**WHAT YOU ARE ASKED TO DO:**
List each line of the data that holds the word "JSON".

(Dataset rows about figures)
····················

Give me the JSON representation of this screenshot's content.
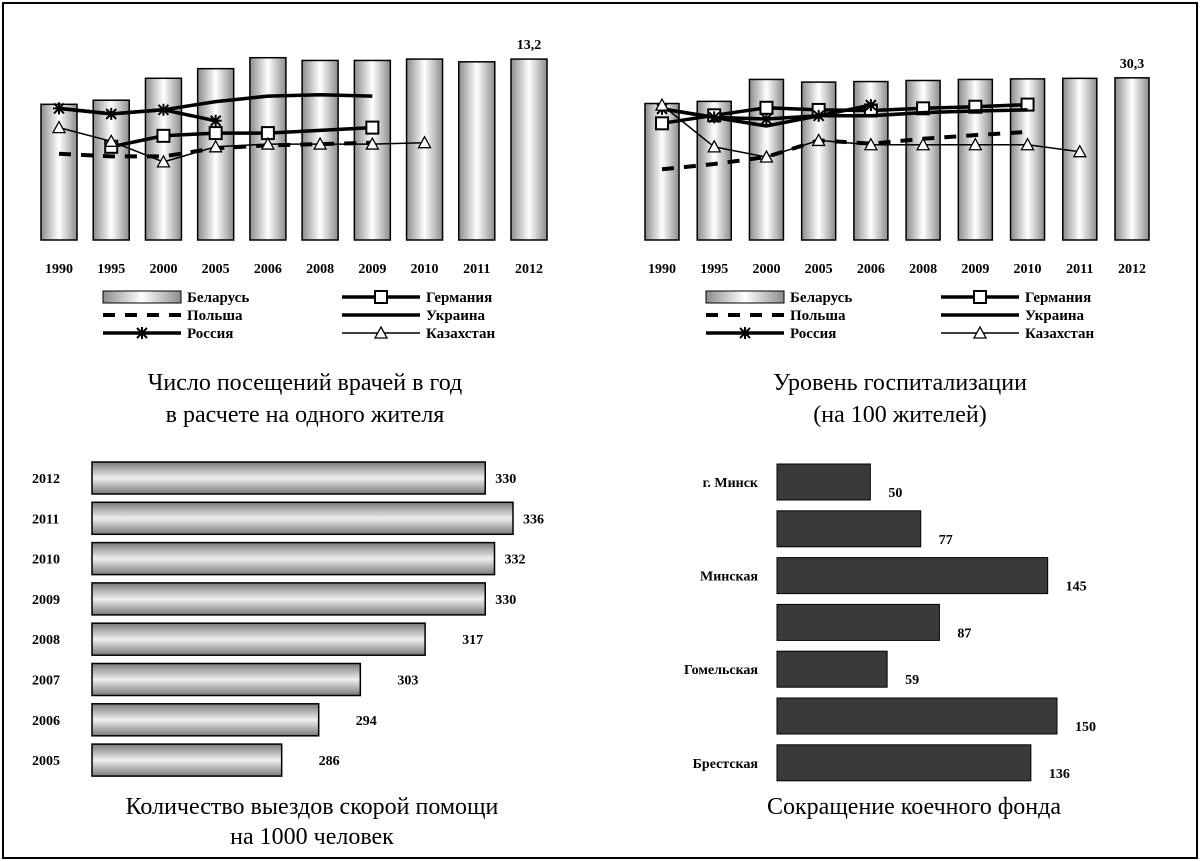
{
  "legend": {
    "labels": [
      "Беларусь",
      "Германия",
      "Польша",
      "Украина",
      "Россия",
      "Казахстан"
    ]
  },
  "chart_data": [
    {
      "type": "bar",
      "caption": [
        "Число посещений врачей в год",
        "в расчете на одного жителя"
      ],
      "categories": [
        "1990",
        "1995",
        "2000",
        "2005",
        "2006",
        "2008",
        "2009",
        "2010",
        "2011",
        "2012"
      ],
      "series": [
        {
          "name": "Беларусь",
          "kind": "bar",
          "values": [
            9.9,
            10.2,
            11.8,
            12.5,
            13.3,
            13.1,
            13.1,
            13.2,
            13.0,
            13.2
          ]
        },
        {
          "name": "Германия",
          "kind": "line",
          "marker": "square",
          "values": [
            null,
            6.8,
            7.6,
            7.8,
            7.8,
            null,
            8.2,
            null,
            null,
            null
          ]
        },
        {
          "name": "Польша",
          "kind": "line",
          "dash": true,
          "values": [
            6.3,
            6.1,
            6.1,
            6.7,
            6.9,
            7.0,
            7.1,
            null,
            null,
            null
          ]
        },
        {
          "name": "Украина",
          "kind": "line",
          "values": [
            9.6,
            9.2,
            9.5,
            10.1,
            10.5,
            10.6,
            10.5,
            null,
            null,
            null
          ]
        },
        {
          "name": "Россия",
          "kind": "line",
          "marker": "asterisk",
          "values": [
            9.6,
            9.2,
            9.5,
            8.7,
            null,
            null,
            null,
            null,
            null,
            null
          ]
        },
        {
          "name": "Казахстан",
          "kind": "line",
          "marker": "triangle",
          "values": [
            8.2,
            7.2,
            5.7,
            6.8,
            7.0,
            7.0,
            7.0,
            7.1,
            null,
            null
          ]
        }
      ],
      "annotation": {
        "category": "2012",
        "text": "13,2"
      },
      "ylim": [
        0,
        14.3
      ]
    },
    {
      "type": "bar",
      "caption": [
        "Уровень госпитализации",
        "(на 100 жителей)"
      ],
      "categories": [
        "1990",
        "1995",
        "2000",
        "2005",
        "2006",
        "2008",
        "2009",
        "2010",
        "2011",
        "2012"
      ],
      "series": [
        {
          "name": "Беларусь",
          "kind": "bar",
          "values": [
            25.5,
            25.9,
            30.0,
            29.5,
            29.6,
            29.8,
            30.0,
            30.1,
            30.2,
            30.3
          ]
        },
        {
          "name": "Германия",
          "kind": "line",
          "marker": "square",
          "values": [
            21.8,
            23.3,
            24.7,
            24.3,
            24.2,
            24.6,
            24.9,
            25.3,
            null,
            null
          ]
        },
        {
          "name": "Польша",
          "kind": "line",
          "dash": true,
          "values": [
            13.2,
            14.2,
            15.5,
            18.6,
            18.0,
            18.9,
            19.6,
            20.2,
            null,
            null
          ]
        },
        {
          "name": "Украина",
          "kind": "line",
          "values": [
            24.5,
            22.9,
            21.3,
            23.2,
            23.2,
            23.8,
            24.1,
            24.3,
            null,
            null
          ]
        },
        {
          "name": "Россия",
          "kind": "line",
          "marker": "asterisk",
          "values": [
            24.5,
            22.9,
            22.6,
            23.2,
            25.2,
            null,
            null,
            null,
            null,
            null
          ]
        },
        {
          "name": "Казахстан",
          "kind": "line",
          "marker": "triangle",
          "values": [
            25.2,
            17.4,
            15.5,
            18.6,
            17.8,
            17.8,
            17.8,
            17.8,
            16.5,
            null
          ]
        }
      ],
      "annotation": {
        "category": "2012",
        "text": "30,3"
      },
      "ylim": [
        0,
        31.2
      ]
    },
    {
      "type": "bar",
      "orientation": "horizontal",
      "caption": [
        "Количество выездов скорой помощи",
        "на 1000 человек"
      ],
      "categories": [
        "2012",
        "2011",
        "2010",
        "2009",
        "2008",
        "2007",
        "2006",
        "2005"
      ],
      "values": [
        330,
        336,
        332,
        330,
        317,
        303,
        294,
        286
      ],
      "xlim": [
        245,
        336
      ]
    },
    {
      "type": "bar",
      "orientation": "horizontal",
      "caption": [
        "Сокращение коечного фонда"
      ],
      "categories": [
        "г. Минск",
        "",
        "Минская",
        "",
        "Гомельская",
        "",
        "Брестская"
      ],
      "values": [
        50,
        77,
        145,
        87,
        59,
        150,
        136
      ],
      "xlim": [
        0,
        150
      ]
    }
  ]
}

····················

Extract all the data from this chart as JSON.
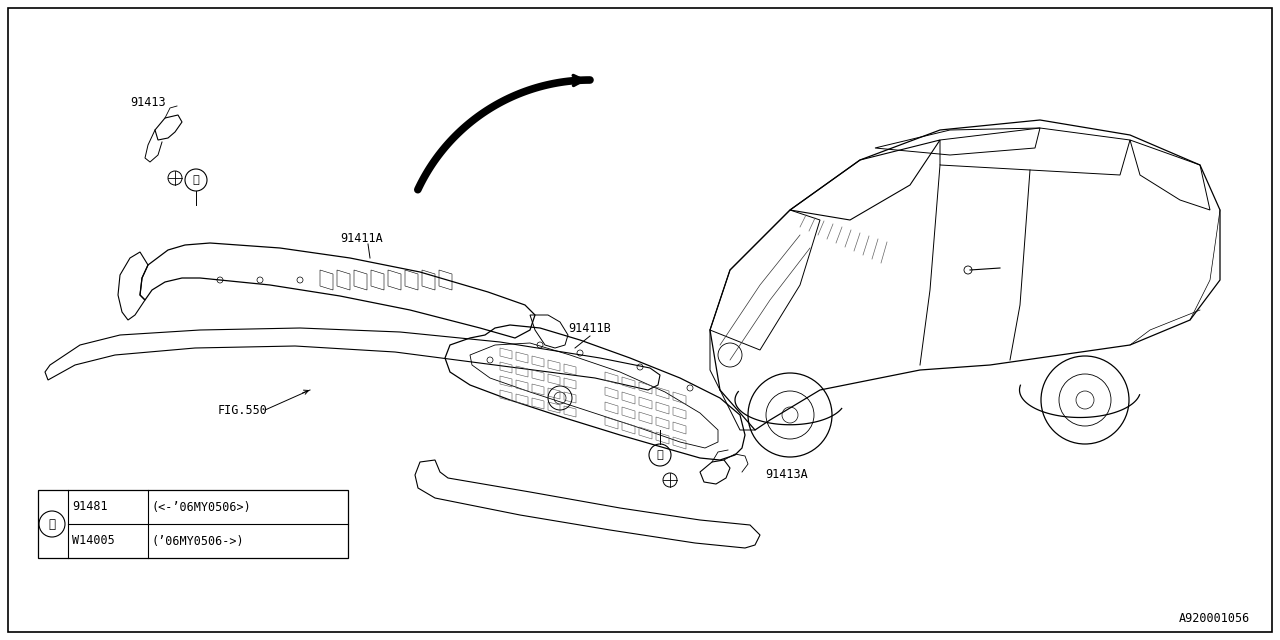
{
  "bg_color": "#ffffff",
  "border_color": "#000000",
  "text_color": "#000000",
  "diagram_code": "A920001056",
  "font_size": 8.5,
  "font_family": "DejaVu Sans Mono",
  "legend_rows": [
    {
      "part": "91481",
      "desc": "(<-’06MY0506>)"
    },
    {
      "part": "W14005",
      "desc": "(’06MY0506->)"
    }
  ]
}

····················

**OUTPUT OF THE TASK:**
Give me the JSON representation of this screenshot's content.
Extract all the data from this chart as JSON.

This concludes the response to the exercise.